▸ **Given exercise**
Report every line in the listing below where the string "said" shows up.
◆ ◆ ◆ ◆ ◆
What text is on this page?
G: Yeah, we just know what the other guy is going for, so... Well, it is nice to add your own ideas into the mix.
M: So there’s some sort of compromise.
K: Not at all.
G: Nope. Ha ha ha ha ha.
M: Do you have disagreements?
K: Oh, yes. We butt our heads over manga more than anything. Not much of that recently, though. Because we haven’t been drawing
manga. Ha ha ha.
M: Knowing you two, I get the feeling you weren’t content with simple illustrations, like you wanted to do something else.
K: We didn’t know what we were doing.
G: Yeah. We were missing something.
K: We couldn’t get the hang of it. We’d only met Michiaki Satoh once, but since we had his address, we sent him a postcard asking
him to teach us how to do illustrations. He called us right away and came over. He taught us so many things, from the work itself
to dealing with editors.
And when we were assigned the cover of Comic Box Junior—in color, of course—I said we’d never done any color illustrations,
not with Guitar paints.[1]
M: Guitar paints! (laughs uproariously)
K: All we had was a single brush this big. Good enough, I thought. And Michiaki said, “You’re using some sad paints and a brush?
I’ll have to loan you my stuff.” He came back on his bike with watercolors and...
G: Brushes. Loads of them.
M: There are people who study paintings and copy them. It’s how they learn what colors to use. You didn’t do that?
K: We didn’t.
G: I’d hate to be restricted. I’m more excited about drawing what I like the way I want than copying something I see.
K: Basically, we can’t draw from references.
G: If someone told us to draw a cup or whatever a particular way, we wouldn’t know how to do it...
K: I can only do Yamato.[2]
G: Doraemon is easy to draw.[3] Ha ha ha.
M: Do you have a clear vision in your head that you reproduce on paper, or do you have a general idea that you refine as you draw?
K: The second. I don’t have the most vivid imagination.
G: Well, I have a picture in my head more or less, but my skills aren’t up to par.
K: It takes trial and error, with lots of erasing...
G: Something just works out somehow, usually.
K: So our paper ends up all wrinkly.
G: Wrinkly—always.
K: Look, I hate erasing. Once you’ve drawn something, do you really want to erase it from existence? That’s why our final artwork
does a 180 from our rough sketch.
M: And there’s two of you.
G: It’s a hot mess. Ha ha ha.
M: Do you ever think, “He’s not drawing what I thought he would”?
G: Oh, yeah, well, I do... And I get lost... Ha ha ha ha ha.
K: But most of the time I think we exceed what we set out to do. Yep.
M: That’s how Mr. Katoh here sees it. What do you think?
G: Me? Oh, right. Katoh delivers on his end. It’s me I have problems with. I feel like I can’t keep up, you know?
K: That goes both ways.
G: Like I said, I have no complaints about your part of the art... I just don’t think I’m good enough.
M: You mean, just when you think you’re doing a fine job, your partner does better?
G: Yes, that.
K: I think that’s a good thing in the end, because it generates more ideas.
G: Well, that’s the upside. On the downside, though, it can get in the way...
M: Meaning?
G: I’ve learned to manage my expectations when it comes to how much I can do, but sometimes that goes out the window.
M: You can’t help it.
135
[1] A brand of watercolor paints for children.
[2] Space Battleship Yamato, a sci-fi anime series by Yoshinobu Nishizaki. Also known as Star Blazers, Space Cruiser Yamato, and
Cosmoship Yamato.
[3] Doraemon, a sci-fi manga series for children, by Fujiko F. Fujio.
◆ ◆ ◆ ◆ ◆
▸ **Completed task**
And when we were assigned the cover of Comic Box Junior—in color, of course—I said we’d never done any color illustrations,
K: All we had was a single brush this big. Good enough, I thought. And Michiaki said, “You’re using some sad paints and a brush?
G: Like I said, I have no complaints about your part of the art... I just don’t think I’m good enough.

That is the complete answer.